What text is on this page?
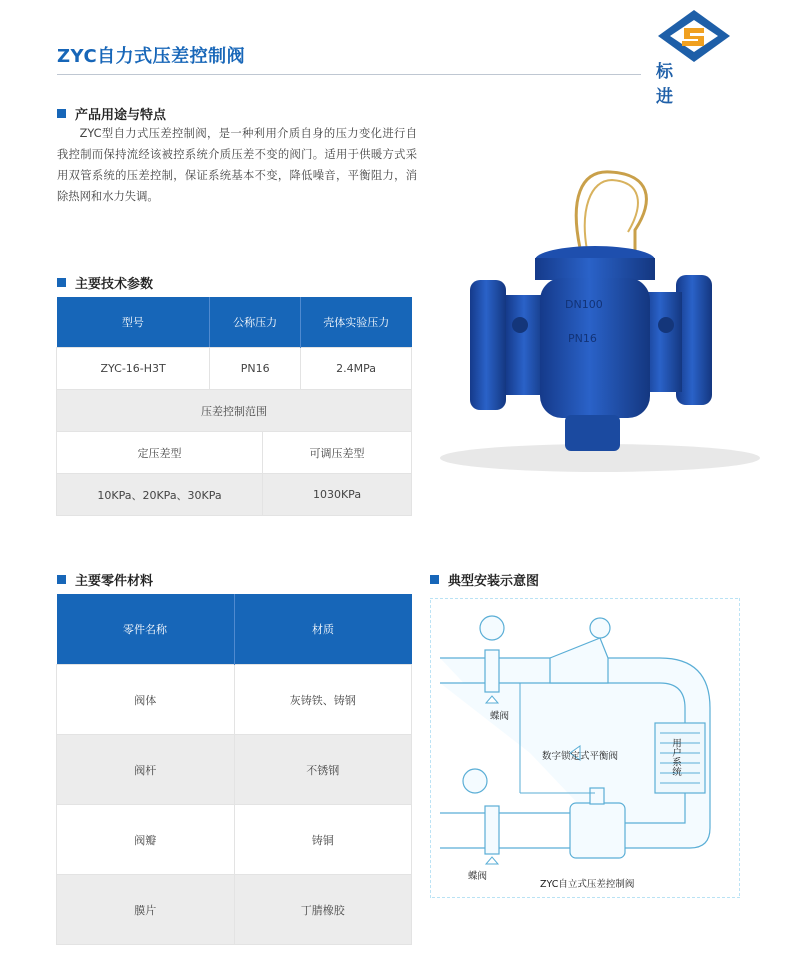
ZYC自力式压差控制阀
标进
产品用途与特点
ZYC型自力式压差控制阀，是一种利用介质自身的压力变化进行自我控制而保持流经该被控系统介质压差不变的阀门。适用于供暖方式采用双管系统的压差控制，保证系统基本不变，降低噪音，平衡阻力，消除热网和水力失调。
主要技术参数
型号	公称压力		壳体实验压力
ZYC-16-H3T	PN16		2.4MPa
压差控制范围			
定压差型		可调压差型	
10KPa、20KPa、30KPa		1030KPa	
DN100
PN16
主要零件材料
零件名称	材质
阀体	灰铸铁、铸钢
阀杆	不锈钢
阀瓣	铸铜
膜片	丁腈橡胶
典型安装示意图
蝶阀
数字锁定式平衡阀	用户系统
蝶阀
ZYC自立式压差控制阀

-------

Print the records above exactly as they stand, but leave out the pictures.

What text is on this page?
ZYC自力式压差控制阀
标进
产品用途与特点
ZYC型自力式压差控制阀，是一种利用介质自身的压力变化进行自我控制而保持流经该被控系统介质压差不变的阀门。适用于供暖方式采用双管系统的压差控制，保证系统基本不变，降低噪音，平衡阻力，消除热网和水力失调。
主要技术参数
型号	公称压力		壳体实验压力
ZYC-16-H3T	PN16		2.4MPa
压差控制范围			
定压差型		可调压差型	
10KPa、20KPa、30KPa		1030KPa	
DN100
PN16
主要零件材料
零件名称	材质
阀体	灰铸铁、铸钢
阀杆	不锈钢
阀瓣	铸铜
膜片	丁腈橡胶
典型安装示意图
蝶阀
数字锁定式平衡阀	用户系统
蝶阀
ZYC自立式压差控制阀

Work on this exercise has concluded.